EXERCISE DETAILS: From the entries below, list each line with "using".

***** PROVIDED RECORDS *****

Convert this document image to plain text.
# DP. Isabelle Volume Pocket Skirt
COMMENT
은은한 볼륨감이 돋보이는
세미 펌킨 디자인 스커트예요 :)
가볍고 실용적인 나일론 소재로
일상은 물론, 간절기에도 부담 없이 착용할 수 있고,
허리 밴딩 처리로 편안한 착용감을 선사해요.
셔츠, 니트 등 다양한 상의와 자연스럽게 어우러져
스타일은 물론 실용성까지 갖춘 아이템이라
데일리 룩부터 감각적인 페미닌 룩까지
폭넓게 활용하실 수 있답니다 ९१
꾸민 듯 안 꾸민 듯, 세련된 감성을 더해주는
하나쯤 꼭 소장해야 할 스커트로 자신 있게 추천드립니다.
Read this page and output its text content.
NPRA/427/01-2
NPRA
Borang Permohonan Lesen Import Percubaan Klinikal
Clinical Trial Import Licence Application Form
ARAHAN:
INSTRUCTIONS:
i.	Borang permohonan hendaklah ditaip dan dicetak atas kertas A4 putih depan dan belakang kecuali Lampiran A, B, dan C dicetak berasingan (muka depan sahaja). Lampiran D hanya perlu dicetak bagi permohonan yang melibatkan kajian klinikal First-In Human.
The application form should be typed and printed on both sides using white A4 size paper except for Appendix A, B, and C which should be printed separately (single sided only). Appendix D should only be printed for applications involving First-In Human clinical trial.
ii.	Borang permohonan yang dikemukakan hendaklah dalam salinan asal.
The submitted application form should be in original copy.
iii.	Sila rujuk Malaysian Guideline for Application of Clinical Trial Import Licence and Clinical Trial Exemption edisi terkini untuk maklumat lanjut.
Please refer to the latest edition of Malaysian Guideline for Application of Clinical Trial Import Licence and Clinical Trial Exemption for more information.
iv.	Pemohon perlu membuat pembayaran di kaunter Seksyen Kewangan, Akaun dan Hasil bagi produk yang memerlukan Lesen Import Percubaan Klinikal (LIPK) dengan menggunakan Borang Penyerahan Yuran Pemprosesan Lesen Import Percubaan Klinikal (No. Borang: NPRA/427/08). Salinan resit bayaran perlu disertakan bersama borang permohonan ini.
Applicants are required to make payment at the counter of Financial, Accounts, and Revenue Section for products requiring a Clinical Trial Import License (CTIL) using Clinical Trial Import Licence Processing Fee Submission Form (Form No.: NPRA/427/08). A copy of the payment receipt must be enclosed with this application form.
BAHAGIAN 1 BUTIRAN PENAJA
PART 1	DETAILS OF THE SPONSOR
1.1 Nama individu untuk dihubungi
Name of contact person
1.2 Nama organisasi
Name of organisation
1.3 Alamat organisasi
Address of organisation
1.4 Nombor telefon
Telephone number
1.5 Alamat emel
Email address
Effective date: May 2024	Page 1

*****

SOLUTION BELOW:
The application form should be typed and printed on both sides using white A4 size paper except for Appendix A, B, and C which should be printed separately (single sided only). Appendix D should only be printed for applications involving First-In Human clinical trial.
Applicants are required to make payment at the counter of Financial, Accounts, and Revenue Section for products requiring a Clinical Trial Import License (CTIL) using Clinical Trial Import Licence Processing Fee Submission Form (Form No.: NPRA/427/08). A copy of the payment receipt must be enclosed with this application form.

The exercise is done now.